--- start Task inputs ---

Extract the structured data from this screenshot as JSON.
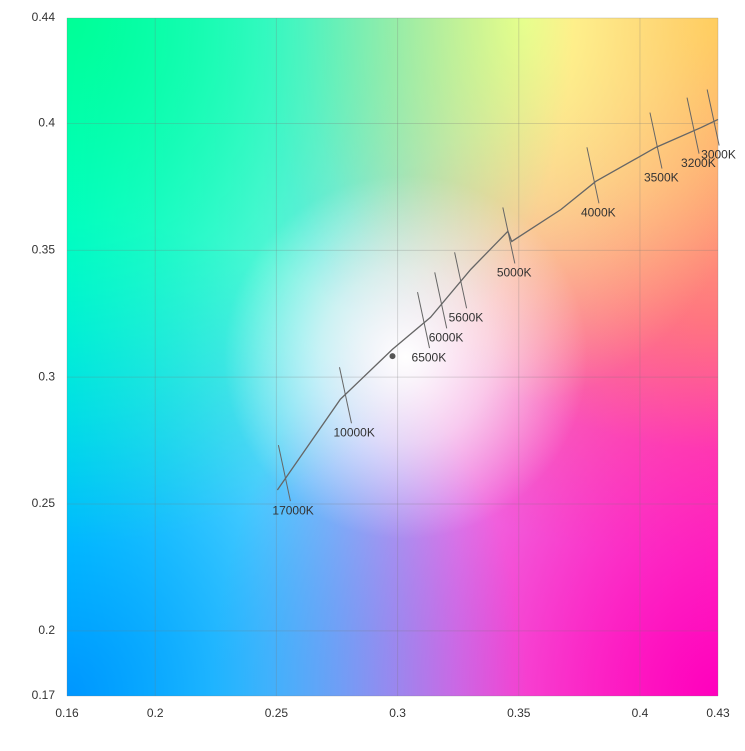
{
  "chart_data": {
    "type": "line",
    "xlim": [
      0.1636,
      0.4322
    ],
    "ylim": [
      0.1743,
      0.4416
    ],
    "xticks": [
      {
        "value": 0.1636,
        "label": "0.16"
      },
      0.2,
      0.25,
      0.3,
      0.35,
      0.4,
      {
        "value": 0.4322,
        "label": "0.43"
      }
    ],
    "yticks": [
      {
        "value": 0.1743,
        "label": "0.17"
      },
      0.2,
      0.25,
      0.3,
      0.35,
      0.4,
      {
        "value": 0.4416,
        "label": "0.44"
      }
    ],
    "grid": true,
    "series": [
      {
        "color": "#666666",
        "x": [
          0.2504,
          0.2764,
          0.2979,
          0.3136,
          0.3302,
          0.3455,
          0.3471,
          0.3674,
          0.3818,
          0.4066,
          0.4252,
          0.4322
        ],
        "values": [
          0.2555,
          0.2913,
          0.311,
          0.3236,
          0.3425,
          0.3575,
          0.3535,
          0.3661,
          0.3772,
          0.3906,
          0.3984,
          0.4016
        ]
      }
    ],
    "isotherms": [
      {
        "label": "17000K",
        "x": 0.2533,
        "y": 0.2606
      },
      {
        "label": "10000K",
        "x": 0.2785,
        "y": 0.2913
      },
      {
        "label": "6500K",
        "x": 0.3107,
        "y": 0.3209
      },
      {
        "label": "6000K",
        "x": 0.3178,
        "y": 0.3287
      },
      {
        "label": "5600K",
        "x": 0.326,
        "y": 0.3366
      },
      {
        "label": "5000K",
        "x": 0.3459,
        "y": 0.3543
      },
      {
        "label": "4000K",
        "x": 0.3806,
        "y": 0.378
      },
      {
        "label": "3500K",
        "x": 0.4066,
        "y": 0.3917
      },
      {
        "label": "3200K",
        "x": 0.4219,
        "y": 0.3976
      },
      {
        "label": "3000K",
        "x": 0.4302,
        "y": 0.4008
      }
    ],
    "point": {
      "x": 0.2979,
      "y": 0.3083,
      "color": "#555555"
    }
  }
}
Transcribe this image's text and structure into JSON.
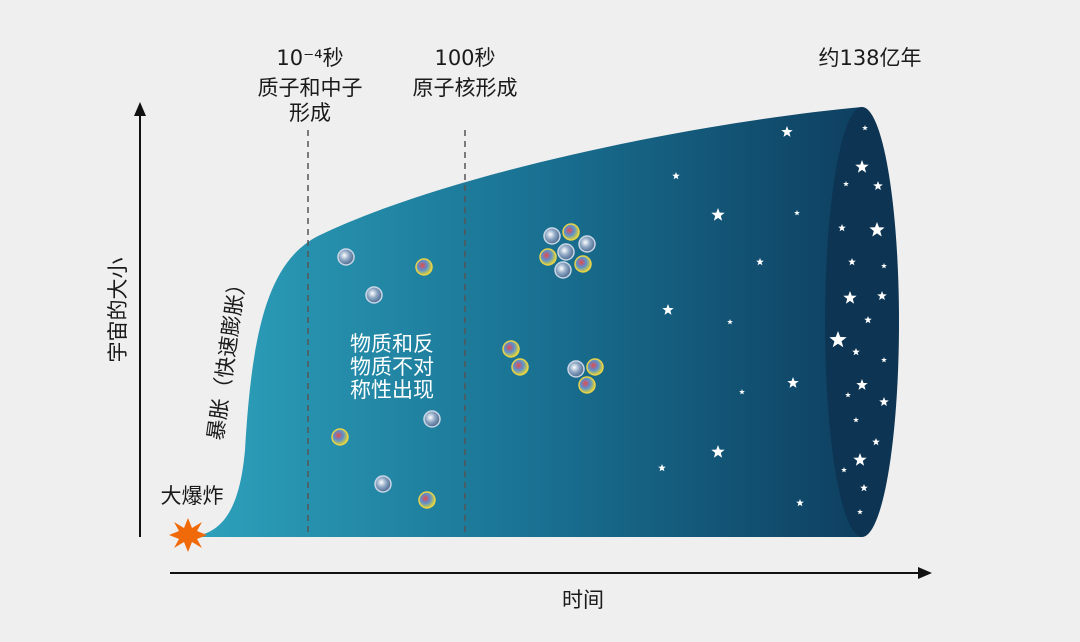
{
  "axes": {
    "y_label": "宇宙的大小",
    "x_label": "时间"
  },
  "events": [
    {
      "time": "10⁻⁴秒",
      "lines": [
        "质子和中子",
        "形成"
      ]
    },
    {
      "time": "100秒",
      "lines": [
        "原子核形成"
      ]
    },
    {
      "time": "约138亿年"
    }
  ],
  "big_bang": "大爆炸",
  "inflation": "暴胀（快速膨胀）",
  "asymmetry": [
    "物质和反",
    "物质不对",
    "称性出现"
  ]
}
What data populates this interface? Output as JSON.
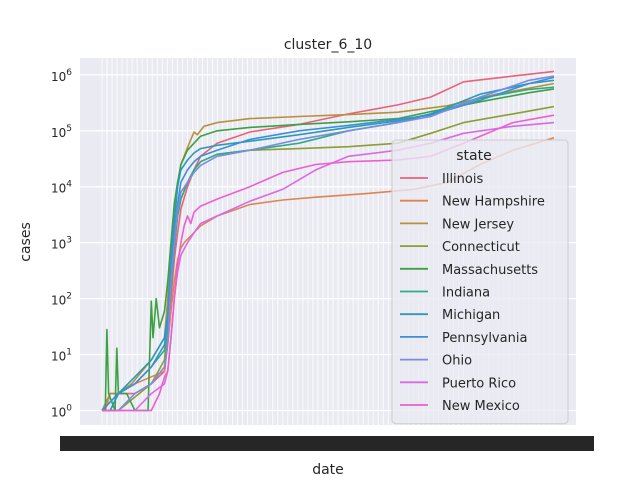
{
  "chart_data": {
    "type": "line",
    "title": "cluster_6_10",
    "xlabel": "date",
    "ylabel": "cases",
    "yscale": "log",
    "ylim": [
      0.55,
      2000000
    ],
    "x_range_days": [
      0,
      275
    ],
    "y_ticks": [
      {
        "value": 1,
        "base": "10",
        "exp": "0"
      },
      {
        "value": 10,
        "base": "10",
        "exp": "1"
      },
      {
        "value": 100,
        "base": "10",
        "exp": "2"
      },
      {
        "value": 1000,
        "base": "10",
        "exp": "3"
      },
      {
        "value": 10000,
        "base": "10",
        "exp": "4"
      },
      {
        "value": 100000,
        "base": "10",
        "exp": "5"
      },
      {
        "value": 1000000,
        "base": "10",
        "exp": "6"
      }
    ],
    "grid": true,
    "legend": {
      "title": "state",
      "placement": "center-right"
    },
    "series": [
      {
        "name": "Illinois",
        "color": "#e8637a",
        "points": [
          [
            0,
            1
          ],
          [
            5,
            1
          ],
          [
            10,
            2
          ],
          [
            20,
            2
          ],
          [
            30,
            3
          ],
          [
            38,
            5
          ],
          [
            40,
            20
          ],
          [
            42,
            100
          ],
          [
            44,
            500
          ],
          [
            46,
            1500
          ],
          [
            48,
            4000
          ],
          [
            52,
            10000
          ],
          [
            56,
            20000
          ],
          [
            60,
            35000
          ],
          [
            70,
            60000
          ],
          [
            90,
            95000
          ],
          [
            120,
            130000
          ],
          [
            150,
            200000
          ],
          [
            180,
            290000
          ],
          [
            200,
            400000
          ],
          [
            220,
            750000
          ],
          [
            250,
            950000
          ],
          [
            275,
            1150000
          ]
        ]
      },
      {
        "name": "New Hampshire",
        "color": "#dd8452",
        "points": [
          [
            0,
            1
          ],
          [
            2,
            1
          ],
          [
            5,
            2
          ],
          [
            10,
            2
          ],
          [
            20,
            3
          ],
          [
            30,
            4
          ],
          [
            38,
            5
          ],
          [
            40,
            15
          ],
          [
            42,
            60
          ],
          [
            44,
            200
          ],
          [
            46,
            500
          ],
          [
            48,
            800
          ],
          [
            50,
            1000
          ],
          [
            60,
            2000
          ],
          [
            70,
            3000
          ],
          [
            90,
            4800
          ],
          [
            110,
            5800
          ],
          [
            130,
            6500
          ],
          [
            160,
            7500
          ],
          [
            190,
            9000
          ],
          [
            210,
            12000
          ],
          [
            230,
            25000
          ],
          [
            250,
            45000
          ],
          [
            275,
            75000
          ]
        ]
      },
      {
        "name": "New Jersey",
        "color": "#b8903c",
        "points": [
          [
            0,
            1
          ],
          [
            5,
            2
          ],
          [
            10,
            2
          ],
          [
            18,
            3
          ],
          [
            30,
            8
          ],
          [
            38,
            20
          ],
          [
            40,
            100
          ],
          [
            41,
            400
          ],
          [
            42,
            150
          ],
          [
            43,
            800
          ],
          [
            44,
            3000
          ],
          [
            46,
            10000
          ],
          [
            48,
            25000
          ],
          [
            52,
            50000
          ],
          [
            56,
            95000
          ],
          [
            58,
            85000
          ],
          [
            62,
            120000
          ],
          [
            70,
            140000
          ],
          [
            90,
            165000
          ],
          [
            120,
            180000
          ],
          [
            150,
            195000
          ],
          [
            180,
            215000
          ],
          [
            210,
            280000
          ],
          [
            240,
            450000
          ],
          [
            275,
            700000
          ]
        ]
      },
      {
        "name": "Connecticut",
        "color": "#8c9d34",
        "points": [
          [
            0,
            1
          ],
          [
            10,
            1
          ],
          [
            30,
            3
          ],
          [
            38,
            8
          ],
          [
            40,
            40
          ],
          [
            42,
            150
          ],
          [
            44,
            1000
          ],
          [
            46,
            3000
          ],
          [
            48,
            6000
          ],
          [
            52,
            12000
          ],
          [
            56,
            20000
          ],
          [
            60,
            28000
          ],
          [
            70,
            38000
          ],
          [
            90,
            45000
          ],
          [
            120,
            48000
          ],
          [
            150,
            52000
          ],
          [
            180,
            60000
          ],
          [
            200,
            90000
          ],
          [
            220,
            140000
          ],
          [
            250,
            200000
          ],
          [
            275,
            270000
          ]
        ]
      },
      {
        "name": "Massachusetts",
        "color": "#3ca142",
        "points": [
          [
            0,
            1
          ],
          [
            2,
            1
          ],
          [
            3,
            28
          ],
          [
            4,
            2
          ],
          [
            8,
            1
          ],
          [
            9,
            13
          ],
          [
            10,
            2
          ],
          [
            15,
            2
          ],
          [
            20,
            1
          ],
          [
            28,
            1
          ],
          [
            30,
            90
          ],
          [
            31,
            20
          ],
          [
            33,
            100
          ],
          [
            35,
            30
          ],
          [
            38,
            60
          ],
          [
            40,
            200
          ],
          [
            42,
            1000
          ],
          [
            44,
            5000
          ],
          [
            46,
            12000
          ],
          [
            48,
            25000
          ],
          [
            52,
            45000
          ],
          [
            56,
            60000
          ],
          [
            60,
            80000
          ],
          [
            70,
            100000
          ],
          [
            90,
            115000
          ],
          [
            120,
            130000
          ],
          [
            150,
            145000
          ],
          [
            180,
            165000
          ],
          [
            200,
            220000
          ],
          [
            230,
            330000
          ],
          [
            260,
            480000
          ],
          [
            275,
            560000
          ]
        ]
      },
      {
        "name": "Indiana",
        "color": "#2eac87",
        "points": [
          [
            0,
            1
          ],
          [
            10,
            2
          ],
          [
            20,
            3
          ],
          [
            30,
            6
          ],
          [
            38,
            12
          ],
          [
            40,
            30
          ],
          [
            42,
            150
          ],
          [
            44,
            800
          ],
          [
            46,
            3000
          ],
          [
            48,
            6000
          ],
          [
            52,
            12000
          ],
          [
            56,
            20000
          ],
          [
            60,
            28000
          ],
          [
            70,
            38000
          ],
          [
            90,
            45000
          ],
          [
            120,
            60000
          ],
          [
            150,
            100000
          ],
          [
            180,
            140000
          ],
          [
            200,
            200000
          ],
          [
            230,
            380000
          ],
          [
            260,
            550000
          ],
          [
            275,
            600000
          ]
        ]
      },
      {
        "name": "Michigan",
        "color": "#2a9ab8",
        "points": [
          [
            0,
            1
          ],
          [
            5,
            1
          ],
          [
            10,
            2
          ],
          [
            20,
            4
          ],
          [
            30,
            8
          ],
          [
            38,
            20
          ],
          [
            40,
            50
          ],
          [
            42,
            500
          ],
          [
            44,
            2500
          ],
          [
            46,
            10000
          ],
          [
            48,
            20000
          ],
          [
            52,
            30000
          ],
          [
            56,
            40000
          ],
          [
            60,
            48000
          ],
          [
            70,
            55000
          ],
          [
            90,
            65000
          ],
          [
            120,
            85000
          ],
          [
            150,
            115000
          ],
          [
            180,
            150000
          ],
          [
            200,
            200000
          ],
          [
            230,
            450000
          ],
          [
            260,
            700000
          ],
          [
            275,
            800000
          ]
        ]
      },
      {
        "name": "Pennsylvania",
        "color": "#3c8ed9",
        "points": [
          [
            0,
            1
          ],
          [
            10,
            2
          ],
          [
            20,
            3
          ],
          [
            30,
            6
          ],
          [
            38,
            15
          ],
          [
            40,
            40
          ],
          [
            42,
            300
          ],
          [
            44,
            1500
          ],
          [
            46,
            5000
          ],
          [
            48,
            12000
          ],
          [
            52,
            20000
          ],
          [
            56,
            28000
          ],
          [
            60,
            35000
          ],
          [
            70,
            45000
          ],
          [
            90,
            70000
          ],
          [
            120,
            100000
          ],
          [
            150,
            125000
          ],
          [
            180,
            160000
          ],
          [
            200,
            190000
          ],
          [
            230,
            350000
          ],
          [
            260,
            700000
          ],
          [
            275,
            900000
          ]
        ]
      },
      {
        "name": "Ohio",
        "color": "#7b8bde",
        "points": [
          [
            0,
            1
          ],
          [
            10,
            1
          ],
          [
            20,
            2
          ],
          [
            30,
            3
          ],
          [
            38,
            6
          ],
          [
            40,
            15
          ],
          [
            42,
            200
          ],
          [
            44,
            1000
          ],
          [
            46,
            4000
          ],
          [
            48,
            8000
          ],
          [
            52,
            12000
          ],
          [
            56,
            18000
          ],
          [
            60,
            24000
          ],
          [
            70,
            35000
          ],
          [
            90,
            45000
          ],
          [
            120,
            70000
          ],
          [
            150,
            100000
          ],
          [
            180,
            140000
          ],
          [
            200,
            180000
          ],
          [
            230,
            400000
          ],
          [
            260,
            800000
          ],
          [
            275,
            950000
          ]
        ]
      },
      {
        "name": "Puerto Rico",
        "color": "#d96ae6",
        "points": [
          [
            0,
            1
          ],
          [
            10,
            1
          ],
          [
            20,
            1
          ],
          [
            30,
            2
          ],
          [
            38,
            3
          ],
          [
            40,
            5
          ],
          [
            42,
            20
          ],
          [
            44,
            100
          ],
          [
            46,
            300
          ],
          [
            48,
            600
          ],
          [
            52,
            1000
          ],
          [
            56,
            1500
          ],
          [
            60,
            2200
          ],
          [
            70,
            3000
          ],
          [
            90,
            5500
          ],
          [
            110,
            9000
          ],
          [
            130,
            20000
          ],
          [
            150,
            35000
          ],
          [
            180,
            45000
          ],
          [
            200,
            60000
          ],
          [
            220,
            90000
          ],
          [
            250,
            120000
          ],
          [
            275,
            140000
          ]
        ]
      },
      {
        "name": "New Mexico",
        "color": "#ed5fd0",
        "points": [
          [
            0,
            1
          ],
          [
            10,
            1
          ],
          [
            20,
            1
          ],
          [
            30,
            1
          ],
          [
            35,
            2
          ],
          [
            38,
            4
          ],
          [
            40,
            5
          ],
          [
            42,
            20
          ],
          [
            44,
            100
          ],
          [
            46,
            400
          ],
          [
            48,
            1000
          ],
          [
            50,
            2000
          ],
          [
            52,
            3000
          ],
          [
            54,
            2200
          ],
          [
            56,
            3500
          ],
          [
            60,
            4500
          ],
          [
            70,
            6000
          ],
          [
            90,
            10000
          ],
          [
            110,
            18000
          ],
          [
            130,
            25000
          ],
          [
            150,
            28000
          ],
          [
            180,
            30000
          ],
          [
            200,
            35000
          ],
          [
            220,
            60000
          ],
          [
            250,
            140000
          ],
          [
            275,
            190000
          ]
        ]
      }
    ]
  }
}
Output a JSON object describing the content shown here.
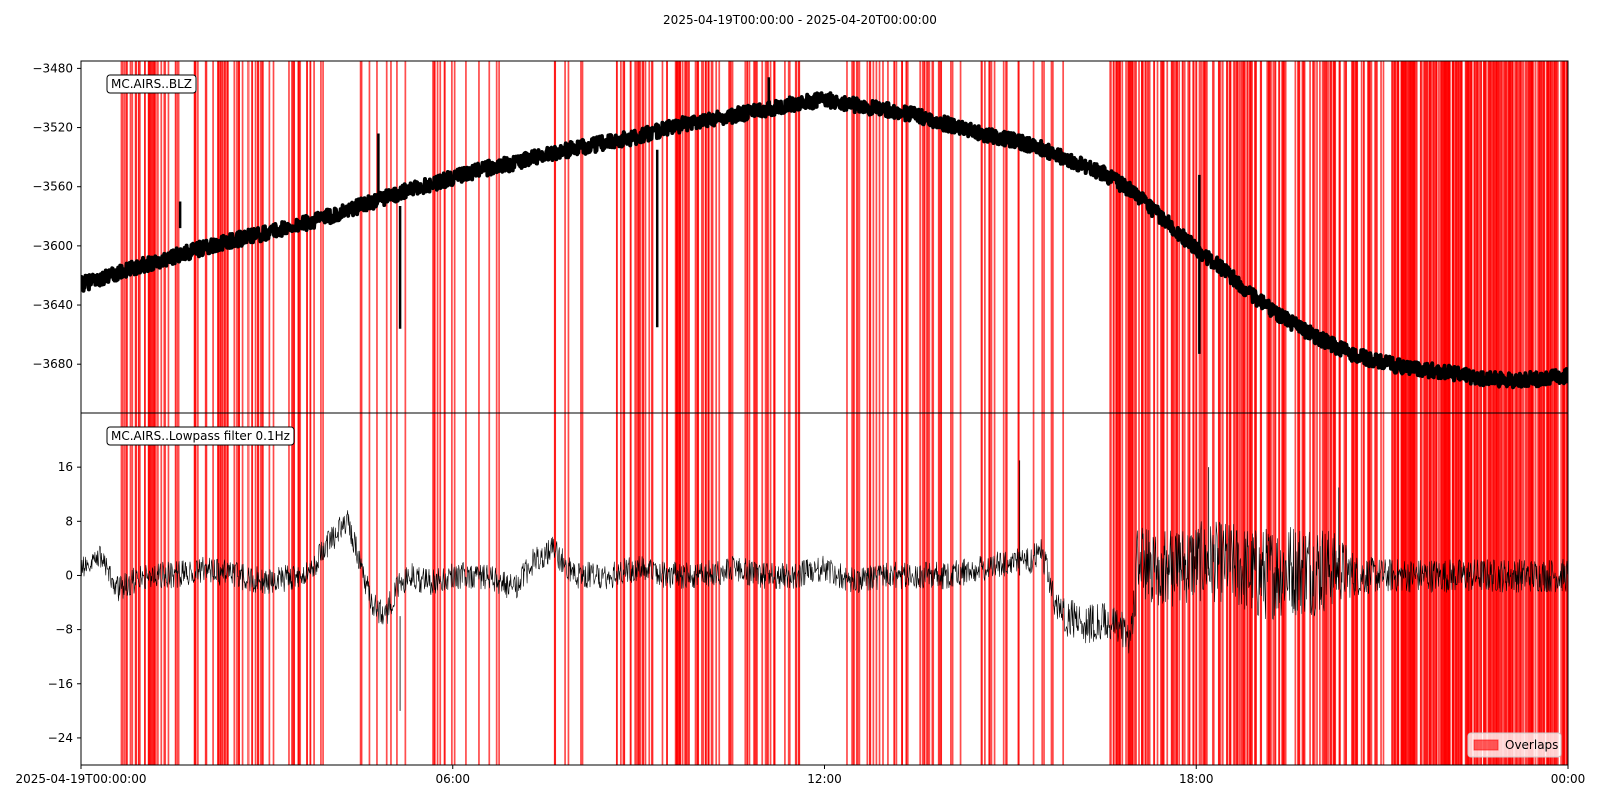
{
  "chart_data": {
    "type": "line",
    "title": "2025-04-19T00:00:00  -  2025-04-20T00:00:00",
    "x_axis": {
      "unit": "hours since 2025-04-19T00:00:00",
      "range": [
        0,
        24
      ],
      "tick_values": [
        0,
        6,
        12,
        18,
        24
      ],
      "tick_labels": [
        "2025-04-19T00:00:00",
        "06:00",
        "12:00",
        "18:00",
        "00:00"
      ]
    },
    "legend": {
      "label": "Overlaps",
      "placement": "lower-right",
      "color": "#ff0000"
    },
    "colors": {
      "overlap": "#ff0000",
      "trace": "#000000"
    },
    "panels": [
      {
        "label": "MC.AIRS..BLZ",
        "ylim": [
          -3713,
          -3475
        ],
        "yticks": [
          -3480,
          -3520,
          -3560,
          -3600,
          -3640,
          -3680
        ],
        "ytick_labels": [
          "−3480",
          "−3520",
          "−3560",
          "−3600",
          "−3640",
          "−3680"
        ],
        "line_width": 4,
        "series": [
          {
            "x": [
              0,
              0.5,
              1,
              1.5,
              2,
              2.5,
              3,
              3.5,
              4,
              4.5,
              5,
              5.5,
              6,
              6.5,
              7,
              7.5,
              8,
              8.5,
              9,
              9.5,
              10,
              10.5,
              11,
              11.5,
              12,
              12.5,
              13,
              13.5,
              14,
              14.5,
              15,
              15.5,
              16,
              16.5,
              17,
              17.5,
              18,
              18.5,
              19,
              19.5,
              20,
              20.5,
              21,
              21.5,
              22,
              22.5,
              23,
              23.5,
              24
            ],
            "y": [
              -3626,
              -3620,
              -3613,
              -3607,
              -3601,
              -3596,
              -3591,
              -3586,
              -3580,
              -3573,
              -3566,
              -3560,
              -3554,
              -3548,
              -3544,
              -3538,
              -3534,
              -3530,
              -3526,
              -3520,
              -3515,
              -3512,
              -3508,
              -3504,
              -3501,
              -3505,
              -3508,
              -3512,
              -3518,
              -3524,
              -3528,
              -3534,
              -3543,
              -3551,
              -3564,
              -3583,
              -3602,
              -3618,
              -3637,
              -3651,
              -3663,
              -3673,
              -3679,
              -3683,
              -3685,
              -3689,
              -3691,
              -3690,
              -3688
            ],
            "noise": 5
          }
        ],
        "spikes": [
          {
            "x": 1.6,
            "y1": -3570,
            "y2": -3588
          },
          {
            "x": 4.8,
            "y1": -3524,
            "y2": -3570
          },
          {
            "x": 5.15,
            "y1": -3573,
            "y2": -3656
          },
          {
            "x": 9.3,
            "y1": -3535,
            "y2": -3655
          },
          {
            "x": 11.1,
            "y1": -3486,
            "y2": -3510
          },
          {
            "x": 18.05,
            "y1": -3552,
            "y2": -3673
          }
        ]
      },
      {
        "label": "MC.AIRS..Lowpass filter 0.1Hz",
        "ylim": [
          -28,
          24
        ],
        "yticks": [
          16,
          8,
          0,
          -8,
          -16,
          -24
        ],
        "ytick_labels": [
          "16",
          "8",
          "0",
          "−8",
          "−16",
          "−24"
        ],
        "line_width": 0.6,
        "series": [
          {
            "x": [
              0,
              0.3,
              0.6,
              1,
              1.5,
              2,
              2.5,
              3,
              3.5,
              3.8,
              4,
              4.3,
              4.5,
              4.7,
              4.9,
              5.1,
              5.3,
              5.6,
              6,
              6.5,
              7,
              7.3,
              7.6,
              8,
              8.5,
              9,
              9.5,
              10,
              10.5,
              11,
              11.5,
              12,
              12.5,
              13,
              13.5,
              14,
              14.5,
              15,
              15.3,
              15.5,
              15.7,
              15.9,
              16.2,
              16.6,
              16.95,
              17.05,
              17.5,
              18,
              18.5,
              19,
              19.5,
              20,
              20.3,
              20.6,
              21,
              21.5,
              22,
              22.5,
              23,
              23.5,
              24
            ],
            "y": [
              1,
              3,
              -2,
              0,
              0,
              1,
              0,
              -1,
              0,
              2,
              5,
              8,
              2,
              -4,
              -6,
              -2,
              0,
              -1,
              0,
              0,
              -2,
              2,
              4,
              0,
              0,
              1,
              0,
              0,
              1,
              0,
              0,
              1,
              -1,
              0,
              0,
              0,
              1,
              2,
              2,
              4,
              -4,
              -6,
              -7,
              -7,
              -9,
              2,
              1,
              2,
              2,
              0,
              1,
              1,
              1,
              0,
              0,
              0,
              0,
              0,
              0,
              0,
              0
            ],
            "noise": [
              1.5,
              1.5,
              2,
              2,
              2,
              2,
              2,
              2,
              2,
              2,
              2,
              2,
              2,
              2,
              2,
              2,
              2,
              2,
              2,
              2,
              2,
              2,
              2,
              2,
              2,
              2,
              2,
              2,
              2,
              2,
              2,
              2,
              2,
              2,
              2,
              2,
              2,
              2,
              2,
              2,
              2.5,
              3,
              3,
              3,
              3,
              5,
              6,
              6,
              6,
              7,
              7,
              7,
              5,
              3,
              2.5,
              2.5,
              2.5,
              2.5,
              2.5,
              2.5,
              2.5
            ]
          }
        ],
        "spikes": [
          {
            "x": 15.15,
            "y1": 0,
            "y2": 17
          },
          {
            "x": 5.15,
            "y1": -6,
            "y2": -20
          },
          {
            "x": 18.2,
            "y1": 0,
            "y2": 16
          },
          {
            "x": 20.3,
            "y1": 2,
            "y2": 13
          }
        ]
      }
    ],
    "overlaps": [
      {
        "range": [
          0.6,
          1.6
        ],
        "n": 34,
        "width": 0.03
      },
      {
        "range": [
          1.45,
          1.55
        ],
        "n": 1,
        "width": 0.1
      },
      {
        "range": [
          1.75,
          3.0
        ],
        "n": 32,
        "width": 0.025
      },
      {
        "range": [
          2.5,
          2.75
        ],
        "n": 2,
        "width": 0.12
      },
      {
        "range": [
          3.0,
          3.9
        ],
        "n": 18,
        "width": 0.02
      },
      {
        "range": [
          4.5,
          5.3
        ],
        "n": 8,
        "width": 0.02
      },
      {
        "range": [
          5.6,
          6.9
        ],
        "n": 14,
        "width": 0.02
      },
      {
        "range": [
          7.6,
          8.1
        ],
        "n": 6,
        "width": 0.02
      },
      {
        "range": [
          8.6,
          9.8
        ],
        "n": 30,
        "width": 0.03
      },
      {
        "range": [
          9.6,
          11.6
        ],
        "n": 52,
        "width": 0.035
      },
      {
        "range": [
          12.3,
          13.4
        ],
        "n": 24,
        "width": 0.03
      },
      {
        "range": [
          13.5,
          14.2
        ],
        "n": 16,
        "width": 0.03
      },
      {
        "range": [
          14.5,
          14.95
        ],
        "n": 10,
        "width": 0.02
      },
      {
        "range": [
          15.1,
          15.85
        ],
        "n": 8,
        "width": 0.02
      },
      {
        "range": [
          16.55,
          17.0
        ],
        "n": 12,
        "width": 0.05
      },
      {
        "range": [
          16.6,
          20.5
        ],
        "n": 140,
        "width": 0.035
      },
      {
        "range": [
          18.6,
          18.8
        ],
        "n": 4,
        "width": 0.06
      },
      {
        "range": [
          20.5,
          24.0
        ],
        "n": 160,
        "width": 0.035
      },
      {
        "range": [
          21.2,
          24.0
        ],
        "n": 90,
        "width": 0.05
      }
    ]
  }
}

--- end Task inputs ---

Copy all lines from the material that contain "right".

Solution:
      "placement": "center-right"
      "placement": "lower-right",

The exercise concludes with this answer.